== INPUT

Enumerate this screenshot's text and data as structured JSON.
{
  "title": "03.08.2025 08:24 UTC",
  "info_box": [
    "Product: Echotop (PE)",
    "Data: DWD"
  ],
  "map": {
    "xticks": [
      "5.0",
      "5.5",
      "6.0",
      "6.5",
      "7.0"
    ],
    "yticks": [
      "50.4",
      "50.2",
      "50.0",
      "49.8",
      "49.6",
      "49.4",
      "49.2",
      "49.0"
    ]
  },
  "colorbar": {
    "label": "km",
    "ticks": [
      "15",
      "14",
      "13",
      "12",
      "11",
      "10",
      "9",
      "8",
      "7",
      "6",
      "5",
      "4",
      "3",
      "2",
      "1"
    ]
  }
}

====

#### WORK INSTRUCTIONS:
Set down each entry again, unchanged.

#### ANSWER FOR THE TASK:
Enumerate this screenshot's text and data as structured JSON.
{
  "title": "03.08.2025 08:24 UTC",
  "info_box": [
    "Product: Echotop (PE)",
    "Data: DWD"
  ],
  "map": {
    "xticks": [
      "5.0",
      "5.5",
      "6.0",
      "6.5",
      "7.0"
    ],
    "yticks": [
      "50.4",
      "50.2",
      "50.0",
      "49.8",
      "49.6",
      "49.4",
      "49.2",
      "49.0"
    ]
  },
  "colorbar": {
    "label": "km",
    "ticks": [
      "15",
      "14",
      "13",
      "12",
      "11",
      "10",
      "9",
      "8",
      "7",
      "6",
      "5",
      "4",
      "3",
      "2",
      "1"
    ]
  }
}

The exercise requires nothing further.